START Data for this task

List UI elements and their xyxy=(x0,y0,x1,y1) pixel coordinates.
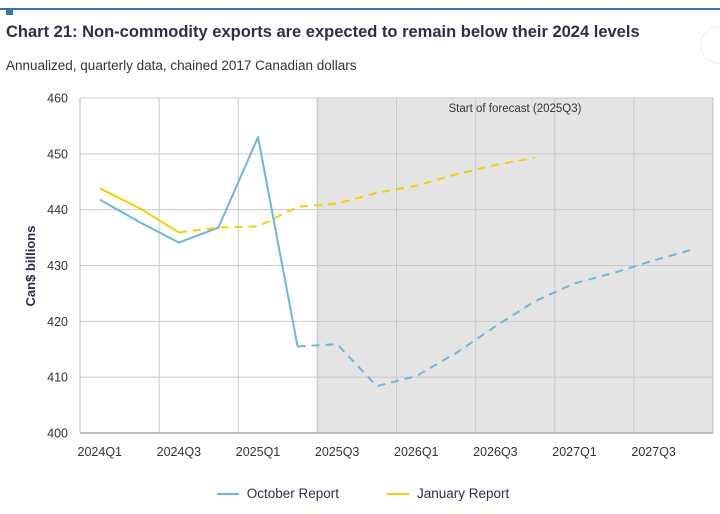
series-line-january-report-projection xyxy=(178,156,536,234)
x-tick-label: 2026Q3 xyxy=(473,445,518,459)
series-line-january-report-actual xyxy=(99,187,180,234)
legend-label-january: January Report xyxy=(416,486,510,501)
data-point-october-report xyxy=(573,281,577,285)
data-point-october-report xyxy=(177,241,181,245)
header-accent-square xyxy=(6,8,13,15)
x-tick-label: 2027Q1 xyxy=(552,445,597,459)
legend: October Report January Report xyxy=(0,486,720,501)
data-point-january-report xyxy=(216,226,220,230)
series-line-october-report-projection xyxy=(297,248,694,388)
data-point-october-report xyxy=(533,299,537,303)
data-point-january-report xyxy=(296,205,300,209)
legend-swatch-january xyxy=(386,492,409,495)
legend-label-october: October Report xyxy=(246,486,339,501)
data-point-january-report xyxy=(454,172,458,176)
data-point-january-report xyxy=(177,231,181,235)
legend-item-january[interactable]: January Report xyxy=(381,486,509,501)
data-point-january-report xyxy=(493,163,497,167)
x-tick-label: 2024Q1 xyxy=(78,445,123,459)
y-tick-label: 400 xyxy=(47,427,68,441)
legend-swatch-october xyxy=(216,492,239,495)
chart-subtitle: Annualized, quarterly data, chained 2017… xyxy=(6,58,357,73)
data-point-october-report xyxy=(137,220,141,224)
data-point-october-report xyxy=(652,258,656,262)
series-line-october-report-actual xyxy=(99,136,299,347)
x-tick-label: 2026Q1 xyxy=(394,445,439,459)
data-point-october-report xyxy=(375,384,379,388)
y-tick-label: 450 xyxy=(47,147,68,161)
x-tick-label: 2025Q1 xyxy=(236,445,281,459)
data-point-october-report xyxy=(256,135,260,139)
y-tick-label: 410 xyxy=(47,371,68,385)
x-tick-label: 2025Q3 xyxy=(315,445,360,459)
data-point-october-report xyxy=(98,198,102,202)
y-axis-title: Can$ billions xyxy=(23,226,38,307)
data-point-january-report xyxy=(533,156,537,160)
data-point-october-report xyxy=(335,342,339,346)
data-point-october-report xyxy=(414,374,418,378)
data-point-october-report xyxy=(296,344,300,348)
data-point-october-report xyxy=(612,271,616,275)
x-tick-label: 2024Q3 xyxy=(157,445,202,459)
y-tick-label: 430 xyxy=(47,259,68,273)
data-point-october-report xyxy=(454,351,458,355)
y-tick-label: 420 xyxy=(47,315,68,329)
data-point-january-report xyxy=(256,224,260,228)
data-point-january-report xyxy=(375,191,379,195)
data-point-october-report xyxy=(493,324,497,328)
legend-item-october[interactable]: October Report xyxy=(211,486,339,501)
y-tick-label: 460 xyxy=(47,92,68,106)
forecast-annotation: Start of forecast (2025Q3) xyxy=(449,103,582,115)
data-point-january-report xyxy=(137,206,141,210)
data-point-october-report xyxy=(691,247,695,251)
y-tick-label: 440 xyxy=(47,203,68,217)
data-point-january-report xyxy=(414,184,418,188)
data-point-january-report xyxy=(335,202,339,206)
header-rule xyxy=(0,8,720,10)
data-point-january-report xyxy=(98,186,102,190)
x-tick-label: 2027Q3 xyxy=(631,445,676,459)
chart-title: Chart 21: Non-commodity exports are expe… xyxy=(6,23,640,41)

END Data for this task

Exercise objective: Reproduce all of the data above verbatim, one line at a time, and omit the pictures from your answer.

Task solution:
List UI elements and their xyxy=(x0,y0,x1,y1) pixel coordinates.
series-line-january-report-projection xyxy=(178,156,536,234)
x-tick-label: 2026Q3 xyxy=(473,445,518,459)
series-line-january-report-actual xyxy=(99,187,180,234)
legend-label-january: January Report xyxy=(416,486,510,501)
data-point-october-report xyxy=(573,281,577,285)
data-point-october-report xyxy=(177,241,181,245)
header-accent-square xyxy=(6,8,13,15)
x-tick-label: 2027Q1 xyxy=(552,445,597,459)
legend: October Report January Report xyxy=(0,486,720,501)
data-point-january-report xyxy=(216,226,220,230)
series-line-october-report-projection xyxy=(297,248,694,388)
data-point-october-report xyxy=(533,299,537,303)
data-point-january-report xyxy=(296,205,300,209)
legend-swatch-january xyxy=(386,492,409,495)
legend-label-october: October Report xyxy=(246,486,339,501)
data-point-january-report xyxy=(454,172,458,176)
data-point-january-report xyxy=(177,231,181,235)
legend-item-january[interactable]: January Report xyxy=(381,486,509,501)
data-point-january-report xyxy=(493,163,497,167)
x-tick-label: 2024Q1 xyxy=(78,445,123,459)
y-tick-label: 400 xyxy=(47,427,68,441)
legend-swatch-october xyxy=(216,492,239,495)
chart-subtitle: Annualized, quarterly data, chained 2017… xyxy=(6,58,357,73)
data-point-october-report xyxy=(137,220,141,224)
data-point-october-report xyxy=(652,258,656,262)
series-line-october-report-actual xyxy=(99,136,299,347)
x-tick-label: 2026Q1 xyxy=(394,445,439,459)
data-point-october-report xyxy=(375,384,379,388)
y-tick-label: 450 xyxy=(47,147,68,161)
x-tick-label: 2025Q1 xyxy=(236,445,281,459)
data-point-october-report xyxy=(256,135,260,139)
y-tick-label: 410 xyxy=(47,371,68,385)
x-tick-label: 2025Q3 xyxy=(315,445,360,459)
data-point-october-report xyxy=(98,198,102,202)
y-axis-title: Can$ billions xyxy=(23,226,38,307)
data-point-january-report xyxy=(533,156,537,160)
data-point-october-report xyxy=(335,342,339,346)
data-point-october-report xyxy=(414,374,418,378)
data-point-october-report xyxy=(296,344,300,348)
data-point-october-report xyxy=(612,271,616,275)
x-tick-label: 2024Q3 xyxy=(157,445,202,459)
y-tick-label: 430 xyxy=(47,259,68,273)
data-point-october-report xyxy=(454,351,458,355)
y-tick-label: 420 xyxy=(47,315,68,329)
data-point-january-report xyxy=(256,224,260,228)
data-point-january-report xyxy=(375,191,379,195)
data-point-october-report xyxy=(493,324,497,328)
legend-item-october[interactable]: October Report xyxy=(211,486,339,501)
y-tick-label: 460 xyxy=(47,92,68,106)
forecast-annotation: Start of forecast (2025Q3) xyxy=(449,103,582,115)
data-point-january-report xyxy=(137,206,141,210)
data-point-october-report xyxy=(691,247,695,251)
y-tick-label: 440 xyxy=(47,203,68,217)
data-point-january-report xyxy=(414,184,418,188)
data-point-january-report xyxy=(335,202,339,206)
header-rule xyxy=(0,8,720,10)
data-point-january-report xyxy=(98,186,102,190)
x-tick-label: 2027Q3 xyxy=(631,445,676,459)
chart-title: Chart 21: Non-commodity exports are expe… xyxy=(6,23,640,41)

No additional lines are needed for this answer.